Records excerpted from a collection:
════════
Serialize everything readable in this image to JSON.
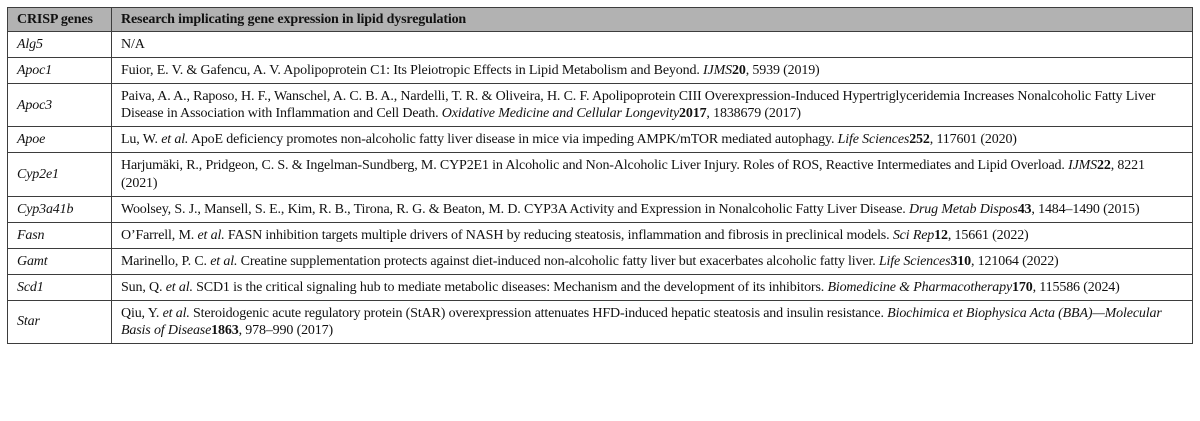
{
  "colors": {
    "header_bg": "#b2b2b2",
    "border": "#3d3d3d",
    "text": "#111111",
    "page_bg": "#ffffff"
  },
  "table": {
    "columns": [
      {
        "label": "CRISP genes"
      },
      {
        "label": "Research implicating gene expression in lipid dysregulation"
      }
    ],
    "rows": [
      {
        "gene": "Alg5",
        "reference": [
          {
            "t": "N/A",
            "s": "n"
          }
        ]
      },
      {
        "gene": "Apoc1",
        "reference": [
          {
            "t": "Fuior, E. V. & Gafencu, A. V. Apolipoprotein C1: Its Pleiotropic Effects in Lipid Metabolism and Beyond. ",
            "s": "n"
          },
          {
            "t": "IJMS",
            "s": "i"
          },
          {
            "t": "20",
            "s": "b"
          },
          {
            "t": ", 5939 (2019)",
            "s": "n"
          }
        ]
      },
      {
        "gene": "Apoc3",
        "reference": [
          {
            "t": "Paiva, A. A., Raposo, H. F., Wanschel, A. C. B. A., Nardelli, T. R. & Oliveira, H. C. F. Apolipoprotein CIII Overexpression-Induced Hypertriglyceridemia Increases Nonalcoholic Fatty Liver Disease in Association with Inflammation and Cell Death. ",
            "s": "n"
          },
          {
            "t": "Oxidative Medicine and Cellular Longevity",
            "s": "i"
          },
          {
            "t": "2017",
            "s": "b"
          },
          {
            "t": ", 1838679 (2017)",
            "s": "n"
          }
        ]
      },
      {
        "gene": "Apoe",
        "reference": [
          {
            "t": "Lu, W. ",
            "s": "n"
          },
          {
            "t": "et al.",
            "s": "i"
          },
          {
            "t": " ApoE deficiency promotes non-alcoholic fatty liver disease in mice via impeding AMPK/mTOR mediated autophagy. ",
            "s": "n"
          },
          {
            "t": "Life Sciences",
            "s": "i"
          },
          {
            "t": "252",
            "s": "b"
          },
          {
            "t": ", 117601 (2020)",
            "s": "n"
          }
        ]
      },
      {
        "gene": "Cyp2e1",
        "reference": [
          {
            "t": "Harjumäki, R., Pridgeon, C. S. & Ingelman-Sundberg, M. CYP2E1 in Alcoholic and Non-Alcoholic Liver Injury. Roles of ROS, Reactive Intermediates and Lipid Overload. ",
            "s": "n"
          },
          {
            "t": "IJMS",
            "s": "i"
          },
          {
            "t": "22",
            "s": "b"
          },
          {
            "t": ", 8221 (2021)",
            "s": "n"
          }
        ]
      },
      {
        "gene": "Cyp3a41b",
        "reference": [
          {
            "t": "Woolsey, S. J., Mansell, S. E., Kim, R. B., Tirona, R. G. & Beaton, M. D. CYP3A Activity and Expression in Nonalcoholic Fatty Liver Disease. ",
            "s": "n"
          },
          {
            "t": "Drug Metab Dispos",
            "s": "i"
          },
          {
            "t": "43",
            "s": "b"
          },
          {
            "t": ", 1484–1490 (2015)",
            "s": "n"
          }
        ]
      },
      {
        "gene": "Fasn",
        "reference": [
          {
            "t": "O’Farrell, M. ",
            "s": "n"
          },
          {
            "t": "et al.",
            "s": "i"
          },
          {
            "t": " FASN inhibition targets multiple drivers of NASH by reducing steatosis, inflammation and fibrosis in preclinical models. ",
            "s": "n"
          },
          {
            "t": "Sci Rep",
            "s": "i"
          },
          {
            "t": "12",
            "s": "b"
          },
          {
            "t": ", 15661 (2022)",
            "s": "n"
          }
        ]
      },
      {
        "gene": "Gamt",
        "reference": [
          {
            "t": "Marinello, P. C. ",
            "s": "n"
          },
          {
            "t": "et al.",
            "s": "i"
          },
          {
            "t": " Creatine supplementation protects against diet-induced non-alcoholic fatty liver but exacerbates alcoholic fatty liver. ",
            "s": "n"
          },
          {
            "t": "Life Sciences",
            "s": "i"
          },
          {
            "t": "310",
            "s": "b"
          },
          {
            "t": ", 121064 (2022)",
            "s": "n"
          }
        ]
      },
      {
        "gene": "Scd1",
        "reference": [
          {
            "t": "Sun, Q. ",
            "s": "n"
          },
          {
            "t": "et al.",
            "s": "i"
          },
          {
            "t": " SCD1 is the critical signaling hub to mediate metabolic diseases: Mechanism and the development of its inhibitors. ",
            "s": "n"
          },
          {
            "t": "Biomedicine & Pharmacotherapy",
            "s": "i"
          },
          {
            "t": "170",
            "s": "b"
          },
          {
            "t": ", 115586 (2024)",
            "s": "n"
          }
        ]
      },
      {
        "gene": "Star",
        "reference": [
          {
            "t": "Qiu, Y. ",
            "s": "n"
          },
          {
            "t": "et al.",
            "s": "i"
          },
          {
            "t": " Steroidogenic acute regulatory protein (StAR) overexpression attenuates HFD-induced hepatic steatosis and insulin resistance. ",
            "s": "n"
          },
          {
            "t": "Biochimica et Biophysica Acta (BBA)—Molecular Basis of Disease",
            "s": "i"
          },
          {
            "t": "1863",
            "s": "b"
          },
          {
            "t": ", 978–990 (2017)",
            "s": "n"
          }
        ]
      }
    ]
  }
}
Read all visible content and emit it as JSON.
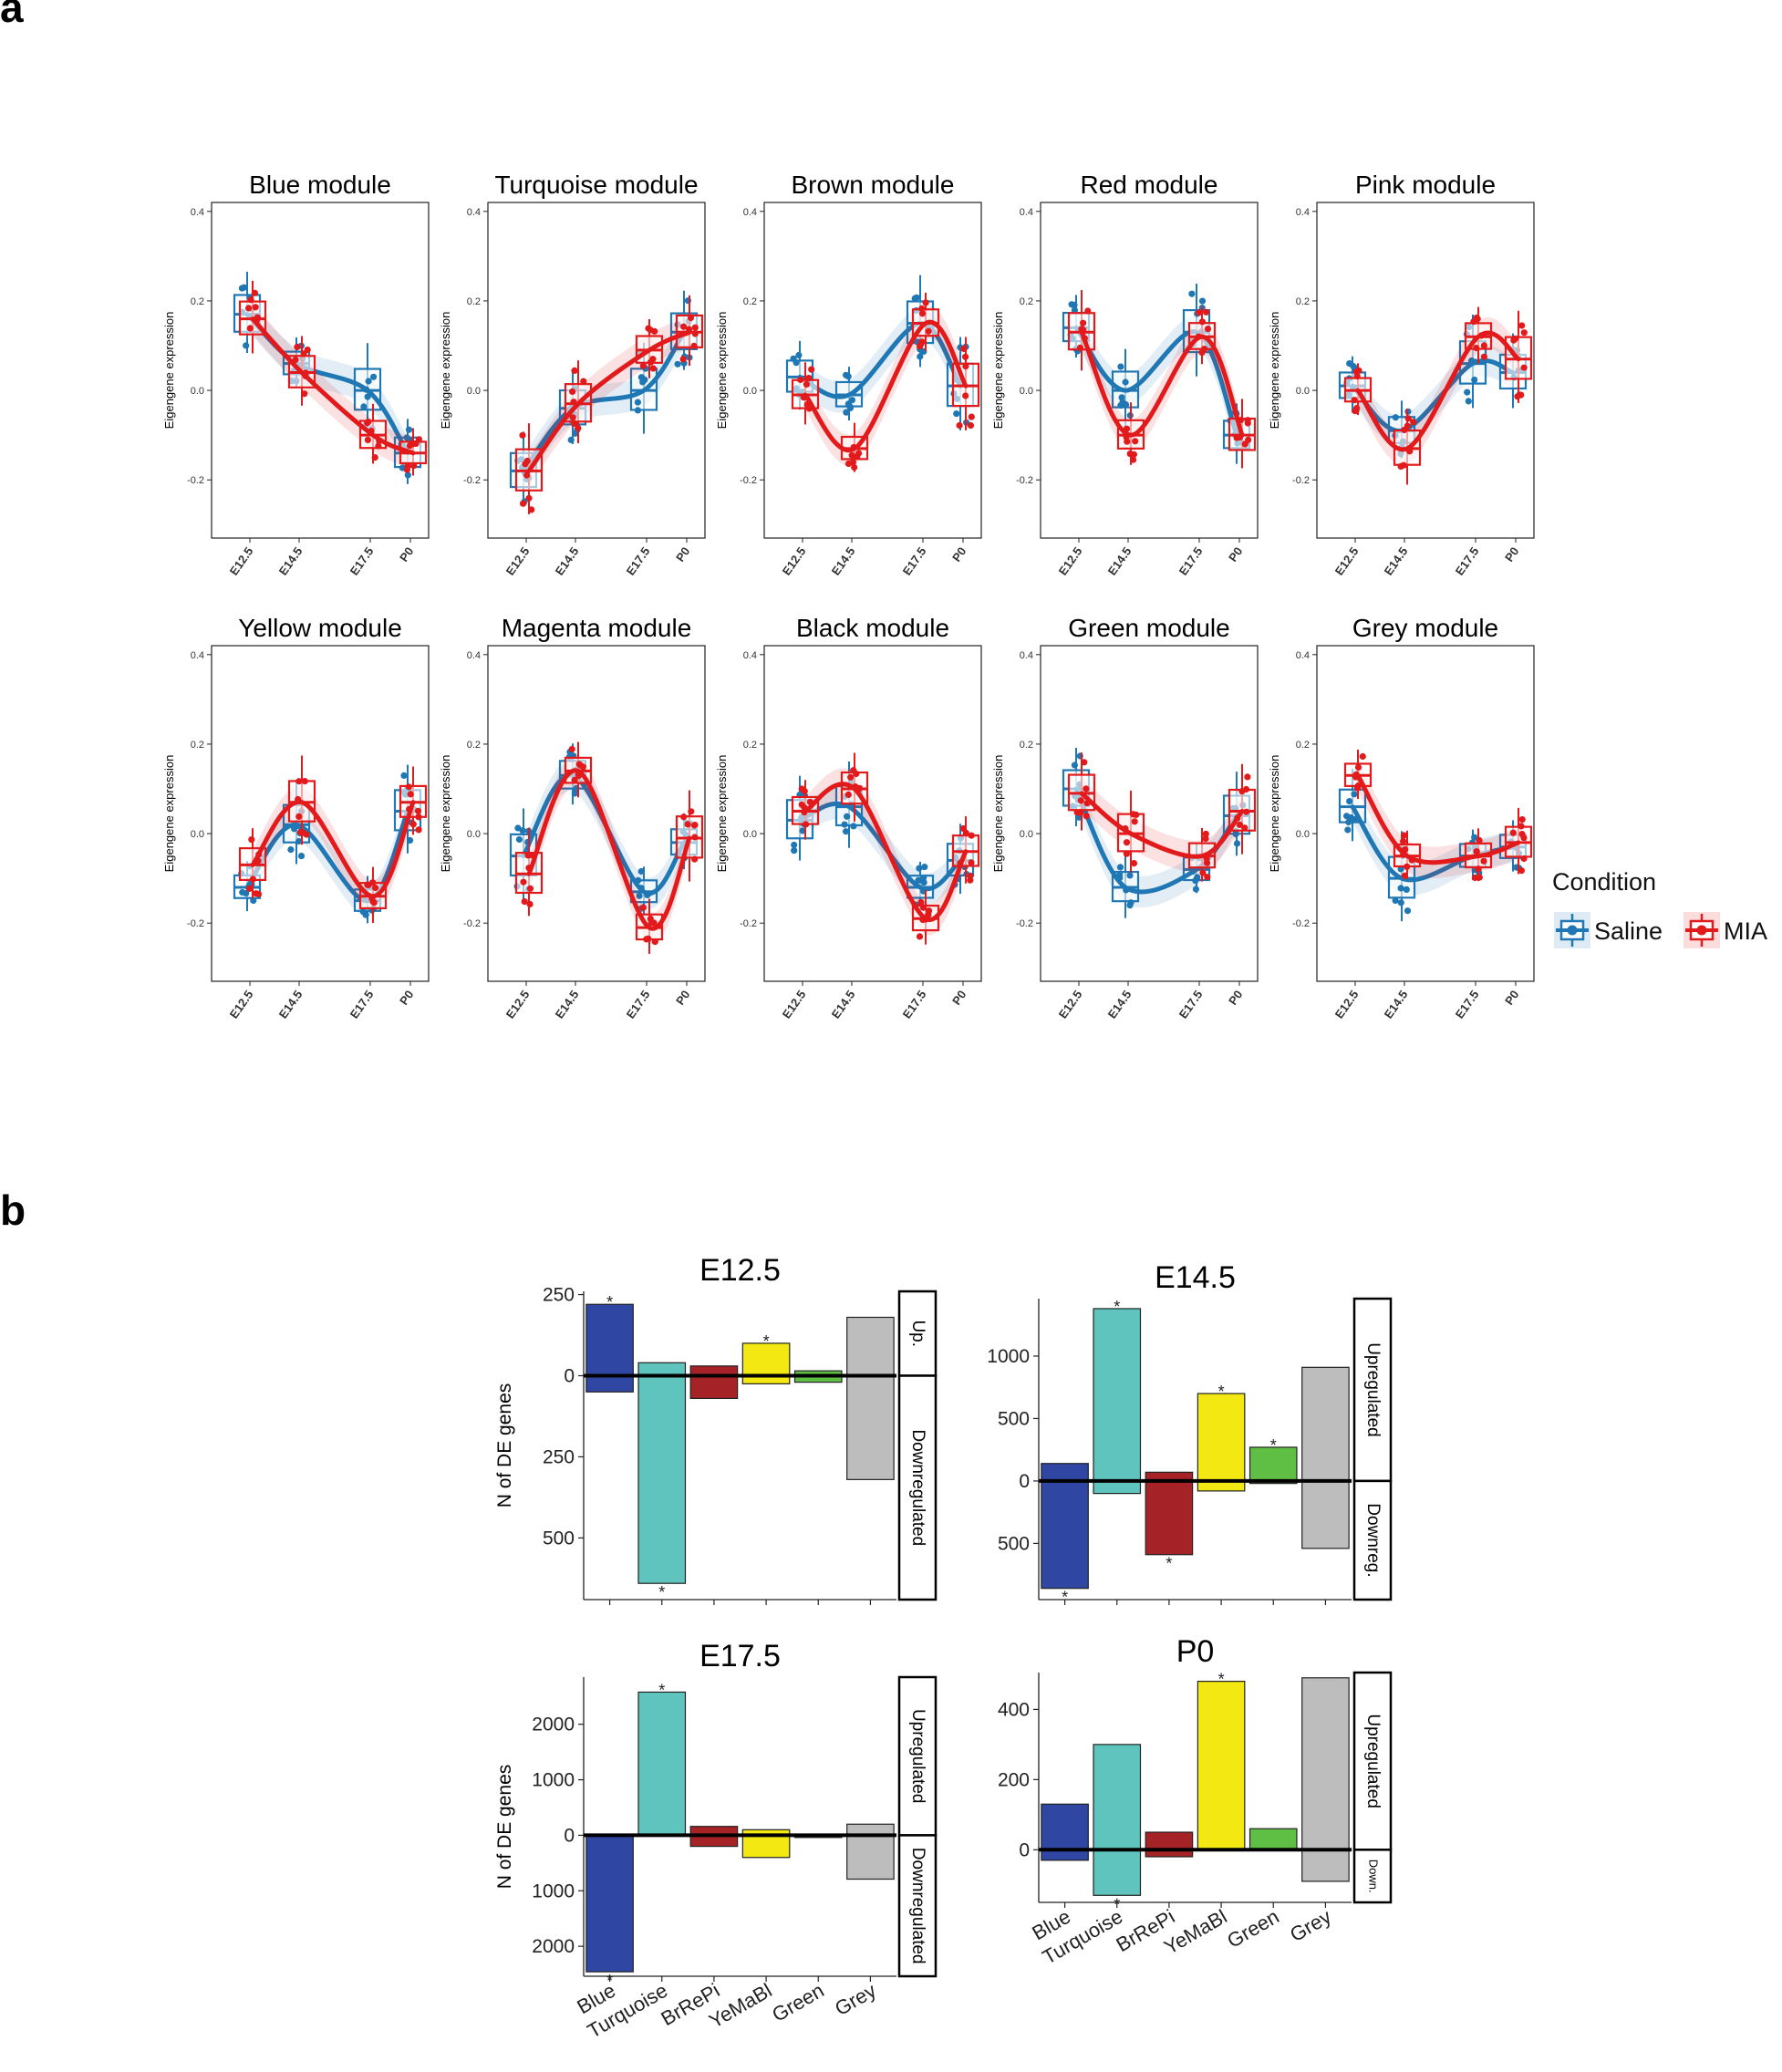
════════
WORK INSTRUCTION: Return every line from the records above that holds the word "JSON".

RESPONSE TO THE TASK:
Serialize everything readable in this image to JSON.
Read all visible content and emit it as JSON.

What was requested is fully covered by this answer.